- **GIVEN TASK**
Read the data and repeat all of it exactly.

[Extracts from a graphics dataset]

+-------+

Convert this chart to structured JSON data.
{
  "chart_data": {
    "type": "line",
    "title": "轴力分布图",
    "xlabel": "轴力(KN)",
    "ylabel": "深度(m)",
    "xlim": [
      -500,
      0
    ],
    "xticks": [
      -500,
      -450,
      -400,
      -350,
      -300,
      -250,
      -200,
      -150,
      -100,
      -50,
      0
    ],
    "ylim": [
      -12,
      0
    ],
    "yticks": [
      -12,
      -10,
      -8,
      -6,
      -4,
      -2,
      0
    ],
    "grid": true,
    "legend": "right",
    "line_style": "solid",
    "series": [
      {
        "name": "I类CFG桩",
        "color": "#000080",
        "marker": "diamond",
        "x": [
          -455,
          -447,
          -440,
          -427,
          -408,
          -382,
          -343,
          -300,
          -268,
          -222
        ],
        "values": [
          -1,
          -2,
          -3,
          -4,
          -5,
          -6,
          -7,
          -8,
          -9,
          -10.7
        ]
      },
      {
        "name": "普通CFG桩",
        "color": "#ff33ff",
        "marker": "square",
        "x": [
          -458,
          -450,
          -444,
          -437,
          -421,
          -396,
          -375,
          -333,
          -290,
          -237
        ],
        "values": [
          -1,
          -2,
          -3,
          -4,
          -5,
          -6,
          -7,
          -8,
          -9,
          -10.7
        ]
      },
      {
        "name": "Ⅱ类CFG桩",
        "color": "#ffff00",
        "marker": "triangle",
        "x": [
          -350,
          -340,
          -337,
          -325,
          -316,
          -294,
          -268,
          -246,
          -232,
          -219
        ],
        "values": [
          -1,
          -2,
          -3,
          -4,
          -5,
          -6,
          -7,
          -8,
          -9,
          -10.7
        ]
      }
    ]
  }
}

+-------+

- **TASK SOLUTION**
Convert this chart to structured JSON data.
{
  "chart_data": {
    "type": "line",
    "title": "轴力分布图",
    "xlabel": "轴力(KN)",
    "ylabel": "深度(m)",
    "xlim": [
      -500,
      0
    ],
    "xticks": [
      -500,
      -450,
      -400,
      -350,
      -300,
      -250,
      -200,
      -150,
      -100,
      -50,
      0
    ],
    "ylim": [
      -12,
      0
    ],
    "yticks": [
      -12,
      -10,
      -8,
      -6,
      -4,
      -2,
      0
    ],
    "grid": true,
    "legend": "right",
    "line_style": "solid",
    "series": [
      {
        "name": "I类CFG桩",
        "color": "#000080",
        "marker": "diamond",
        "x": [
          -455,
          -447,
          -440,
          -427,
          -408,
          -382,
          -343,
          -300,
          -268,
          -222
        ],
        "values": [
          -1,
          -2,
          -3,
          -4,
          -5,
          -6,
          -7,
          -8,
          -9,
          -10.7
        ]
      },
      {
        "name": "普通CFG桩",
        "color": "#ff33ff",
        "marker": "square",
        "x": [
          -458,
          -450,
          -444,
          -437,
          -421,
          -396,
          -375,
          -333,
          -290,
          -237
        ],
        "values": [
          -1,
          -2,
          -3,
          -4,
          -5,
          -6,
          -7,
          -8,
          -9,
          -10.7
        ]
      },
      {
        "name": "Ⅱ类CFG桩",
        "color": "#ffff00",
        "marker": "triangle",
        "x": [
          -350,
          -340,
          -337,
          -325,
          -316,
          -294,
          -268,
          -246,
          -232,
          -219
        ],
        "values": [
          -1,
          -2,
          -3,
          -4,
          -5,
          -6,
          -7,
          -8,
          -9,
          -10.7
        ]
      }
    ]
  }
}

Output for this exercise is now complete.